— Start —
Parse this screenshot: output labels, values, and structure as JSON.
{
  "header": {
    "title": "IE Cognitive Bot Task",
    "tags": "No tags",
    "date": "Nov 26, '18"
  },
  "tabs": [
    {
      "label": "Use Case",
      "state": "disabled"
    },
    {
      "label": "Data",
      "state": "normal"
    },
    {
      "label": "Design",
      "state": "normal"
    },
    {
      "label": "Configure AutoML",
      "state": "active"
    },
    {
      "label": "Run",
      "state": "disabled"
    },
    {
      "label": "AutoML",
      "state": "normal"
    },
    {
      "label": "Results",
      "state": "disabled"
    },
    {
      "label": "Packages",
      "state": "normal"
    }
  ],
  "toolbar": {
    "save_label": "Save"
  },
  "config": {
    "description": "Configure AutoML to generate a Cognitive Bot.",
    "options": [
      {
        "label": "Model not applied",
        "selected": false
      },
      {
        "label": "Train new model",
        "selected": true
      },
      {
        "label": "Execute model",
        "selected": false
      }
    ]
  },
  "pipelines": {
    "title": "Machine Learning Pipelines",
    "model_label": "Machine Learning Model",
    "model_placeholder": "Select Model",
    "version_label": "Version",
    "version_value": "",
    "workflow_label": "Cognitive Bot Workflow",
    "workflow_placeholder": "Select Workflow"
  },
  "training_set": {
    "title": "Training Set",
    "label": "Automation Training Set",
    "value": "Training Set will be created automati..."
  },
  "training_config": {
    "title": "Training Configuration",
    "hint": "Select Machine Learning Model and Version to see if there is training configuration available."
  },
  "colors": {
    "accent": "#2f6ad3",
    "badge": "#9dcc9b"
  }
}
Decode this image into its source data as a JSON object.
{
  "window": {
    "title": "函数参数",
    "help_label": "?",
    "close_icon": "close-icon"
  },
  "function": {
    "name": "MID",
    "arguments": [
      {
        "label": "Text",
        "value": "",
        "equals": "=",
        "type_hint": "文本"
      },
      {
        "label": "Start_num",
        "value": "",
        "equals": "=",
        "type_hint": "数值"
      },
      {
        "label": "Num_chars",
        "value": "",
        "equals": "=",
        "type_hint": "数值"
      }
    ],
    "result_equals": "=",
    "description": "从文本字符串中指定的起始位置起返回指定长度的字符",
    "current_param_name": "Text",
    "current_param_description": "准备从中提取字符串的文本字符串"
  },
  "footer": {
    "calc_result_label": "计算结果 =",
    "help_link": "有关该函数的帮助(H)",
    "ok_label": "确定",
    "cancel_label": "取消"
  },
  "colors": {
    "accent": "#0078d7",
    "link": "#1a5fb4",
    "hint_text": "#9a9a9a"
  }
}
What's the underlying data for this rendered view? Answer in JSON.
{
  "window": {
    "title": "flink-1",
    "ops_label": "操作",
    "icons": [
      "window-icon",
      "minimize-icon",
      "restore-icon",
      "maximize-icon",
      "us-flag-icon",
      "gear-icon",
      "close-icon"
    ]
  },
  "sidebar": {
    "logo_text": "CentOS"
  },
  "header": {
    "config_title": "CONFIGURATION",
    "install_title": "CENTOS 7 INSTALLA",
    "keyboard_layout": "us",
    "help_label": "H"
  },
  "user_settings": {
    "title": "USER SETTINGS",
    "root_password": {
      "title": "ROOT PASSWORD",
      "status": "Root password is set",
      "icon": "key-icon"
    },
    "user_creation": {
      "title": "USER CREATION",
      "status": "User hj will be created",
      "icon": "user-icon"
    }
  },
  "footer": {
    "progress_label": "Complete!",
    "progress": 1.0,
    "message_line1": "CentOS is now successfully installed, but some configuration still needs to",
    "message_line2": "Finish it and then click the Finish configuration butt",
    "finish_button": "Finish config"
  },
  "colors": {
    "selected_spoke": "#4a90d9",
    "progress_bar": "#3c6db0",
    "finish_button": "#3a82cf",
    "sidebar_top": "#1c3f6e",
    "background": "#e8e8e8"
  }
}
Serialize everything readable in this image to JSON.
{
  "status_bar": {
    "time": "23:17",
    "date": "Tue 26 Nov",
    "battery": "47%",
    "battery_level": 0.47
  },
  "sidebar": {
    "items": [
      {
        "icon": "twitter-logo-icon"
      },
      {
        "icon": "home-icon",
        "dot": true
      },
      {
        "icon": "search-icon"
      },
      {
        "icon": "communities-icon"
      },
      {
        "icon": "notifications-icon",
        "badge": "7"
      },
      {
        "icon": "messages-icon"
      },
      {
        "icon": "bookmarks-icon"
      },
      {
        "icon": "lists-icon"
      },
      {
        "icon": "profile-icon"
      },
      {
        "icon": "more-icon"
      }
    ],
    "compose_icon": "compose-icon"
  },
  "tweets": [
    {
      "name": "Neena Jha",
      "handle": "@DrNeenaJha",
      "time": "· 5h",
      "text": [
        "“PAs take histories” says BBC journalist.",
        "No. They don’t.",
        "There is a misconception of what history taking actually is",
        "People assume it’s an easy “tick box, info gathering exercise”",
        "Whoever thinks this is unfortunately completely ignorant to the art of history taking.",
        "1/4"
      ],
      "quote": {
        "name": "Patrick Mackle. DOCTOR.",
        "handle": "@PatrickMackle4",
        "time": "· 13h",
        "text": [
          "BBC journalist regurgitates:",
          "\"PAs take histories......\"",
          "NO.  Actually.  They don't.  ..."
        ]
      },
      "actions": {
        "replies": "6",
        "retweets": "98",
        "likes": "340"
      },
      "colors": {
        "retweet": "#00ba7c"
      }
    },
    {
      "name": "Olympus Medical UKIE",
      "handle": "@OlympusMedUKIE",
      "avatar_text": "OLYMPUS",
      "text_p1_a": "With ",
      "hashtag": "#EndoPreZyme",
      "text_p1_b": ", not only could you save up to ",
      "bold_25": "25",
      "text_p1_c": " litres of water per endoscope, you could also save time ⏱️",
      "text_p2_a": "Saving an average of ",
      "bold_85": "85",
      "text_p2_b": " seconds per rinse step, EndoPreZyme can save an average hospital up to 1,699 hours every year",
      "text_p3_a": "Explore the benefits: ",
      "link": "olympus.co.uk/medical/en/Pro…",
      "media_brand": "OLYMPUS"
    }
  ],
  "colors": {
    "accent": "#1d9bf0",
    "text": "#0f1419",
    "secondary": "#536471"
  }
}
— End —
_Set exercise:_ Transcribe every entry word for word.

_Exercise output:_
Parse this screenshot: output labels, values, and structure as JSON.
{
  "header": {
    "title": "IE Cognitive Bot Task",
    "tags": "No tags",
    "date": "Nov 26, '18"
  },
  "tabs": [
    {
      "label": "Use Case",
      "state": "disabled"
    },
    {
      "label": "Data",
      "state": "normal"
    },
    {
      "label": "Design",
      "state": "normal"
    },
    {
      "label": "Configure AutoML",
      "state": "active"
    },
    {
      "label": "Run",
      "state": "disabled"
    },
    {
      "label": "AutoML",
      "state": "normal"
    },
    {
      "label": "Results",
      "state": "disabled"
    },
    {
      "label": "Packages",
      "state": "normal"
    }
  ],
  "toolbar": {
    "save_label": "Save"
  },
  "config": {
    "description": "Configure AutoML to generate a Cognitive Bot.",
    "options": [
      {
        "label": "Model not applied",
        "selected": false
      },
      {
        "label": "Train new model",
        "selected": true
      },
      {
        "label": "Execute model",
        "selected": false
      }
    ]
  },
  "pipelines": {
    "title": "Machine Learning Pipelines",
    "model_label": "Machine Learning Model",
    "model_placeholder": "Select Model",
    "version_label": "Version",
    "version_value": "",
    "workflow_label": "Cognitive Bot Workflow",
    "workflow_placeholder": "Select Workflow"
  },
  "training_set": {
    "title": "Training Set",
    "label": "Automation Training Set",
    "value": "Training Set will be created automati..."
  },
  "training_config": {
    "title": "Training Configuration",
    "hint": "Select Machine Learning Model and Version to see if there is training configuration available."
  },
  "colors": {
    "accent": "#2f6ad3",
    "badge": "#9dcc9b"
  }
}
Decode this image into its source data as a JSON object.
{
  "window": {
    "title": "函数参数",
    "help_label": "?",
    "close_icon": "close-icon"
  },
  "function": {
    "name": "MID",
    "arguments": [
      {
        "label": "Text",
        "value": "",
        "equals": "=",
        "type_hint": "文本"
      },
      {
        "label": "Start_num",
        "value": "",
        "equals": "=",
        "type_hint": "数值"
      },
      {
        "label": "Num_chars",
        "value": "",
        "equals": "=",
        "type_hint": "数值"
      }
    ],
    "result_equals": "=",
    "description": "从文本字符串中指定的起始位置起返回指定长度的字符",
    "current_param_name": "Text",
    "current_param_description": "准备从中提取字符串的文本字符串"
  },
  "footer": {
    "calc_result_label": "计算结果 =",
    "help_link": "有关该函数的帮助(H)",
    "ok_label": "确定",
    "cancel_label": "取消"
  },
  "colors": {
    "accent": "#0078d7",
    "link": "#1a5fb4",
    "hint_text": "#9a9a9a"
  }
}
What's the underlying data for this rendered view? Answer in JSON.
{
  "window": {
    "title": "flink-1",
    "ops_label": "操作",
    "icons": [
      "window-icon",
      "minimize-icon",
      "restore-icon",
      "maximize-icon",
      "us-flag-icon",
      "gear-icon",
      "close-icon"
    ]
  },
  "sidebar": {
    "logo_text": "CentOS"
  },
  "header": {
    "config_title": "CONFIGURATION",
    "install_title": "CENTOS 7 INSTALLA",
    "keyboard_layout": "us",
    "help_label": "H"
  },
  "user_settings": {
    "title": "USER SETTINGS",
    "root_password": {
      "title": "ROOT PASSWORD",
      "status": "Root password is set",
      "icon": "key-icon"
    },
    "user_creation": {
      "title": "USER CREATION",
      "status": "User hj will be created",
      "icon": "user-icon"
    }
  },
  "footer": {
    "progress_label": "Complete!",
    "progress": 1.0,
    "message_line1": "CentOS is now successfully installed, but some configuration still needs to",
    "message_line2": "Finish it and then click the Finish configuration butt",
    "finish_button": "Finish config"
  },
  "colors": {
    "selected_spoke": "#4a90d9",
    "progress_bar": "#3c6db0",
    "finish_button": "#3a82cf",
    "sidebar_top": "#1c3f6e",
    "background": "#e8e8e8"
  }
}
Serialize everything readable in this image to JSON.
{
  "status_bar": {
    "time": "23:17",
    "date": "Tue 26 Nov",
    "battery": "47%",
    "battery_level": 0.47
  },
  "sidebar": {
    "items": [
      {
        "icon": "twitter-logo-icon"
      },
      {
        "icon": "home-icon",
        "dot": true
      },
      {
        "icon": "search-icon"
      },
      {
        "icon": "communities-icon"
      },
      {
        "icon": "notifications-icon",
        "badge": "7"
      },
      {
        "icon": "messages-icon"
      },
      {
        "icon": "bookmarks-icon"
      },
      {
        "icon": "lists-icon"
      },
      {
        "icon": "profile-icon"
      },
      {
        "icon": "more-icon"
      }
    ],
    "compose_icon": "compose-icon"
  },
  "tweets": [
    {
      "name": "Neena Jha",
      "handle": "@DrNeenaJha",
      "time": "· 5h",
      "text": [
        "“PAs take histories” says BBC journalist.",
        "No. They don’t.",
        "There is a misconception of what history taking actually is",
        "People assume it’s an easy “tick box, info gathering exercise”",
        "Whoever thinks this is unfortunately completely ignorant to the art of history taking.",
        "1/4"
      ],
      "quote": {
        "name": "Patrick Mackle. DOCTOR.",
        "handle": "@PatrickMackle4",
        "time": "· 13h",
        "text": [
          "BBC journalist regurgitates:",
          "\"PAs take histories......\"",
          "NO.  Actually.  They don't.  ..."
        ]
      },
      "actions": {
        "replies": "6",
        "retweets": "98",
        "likes": "340"
      },
      "colors": {
        "retweet": "#00ba7c"
      }
    },
    {
      "name": "Olympus Medical UKIE",
      "handle": "@OlympusMedUKIE",
      "avatar_text": "OLYMPUS",
      "text_p1_a": "With ",
      "hashtag": "#EndoPreZyme",
      "text_p1_b": ", not only could you save up to ",
      "bold_25": "25",
      "text_p1_c": " litres of water per endoscope, you could also save time ⏱️",
      "text_p2_a": "Saving an average of ",
      "bold_85": "85",
      "text_p2_b": " seconds per rinse step, EndoPreZyme can save an average hospital up to 1,699 hours every year",
      "text_p3_a": "Explore the benefits: ",
      "link": "olympus.co.uk/medical/en/Pro…",
      "media_brand": "OLYMPUS"
    }
  ],
  "colors": {
    "accent": "#1d9bf0",
    "text": "#0f1419",
    "secondary": "#536471"
  }
}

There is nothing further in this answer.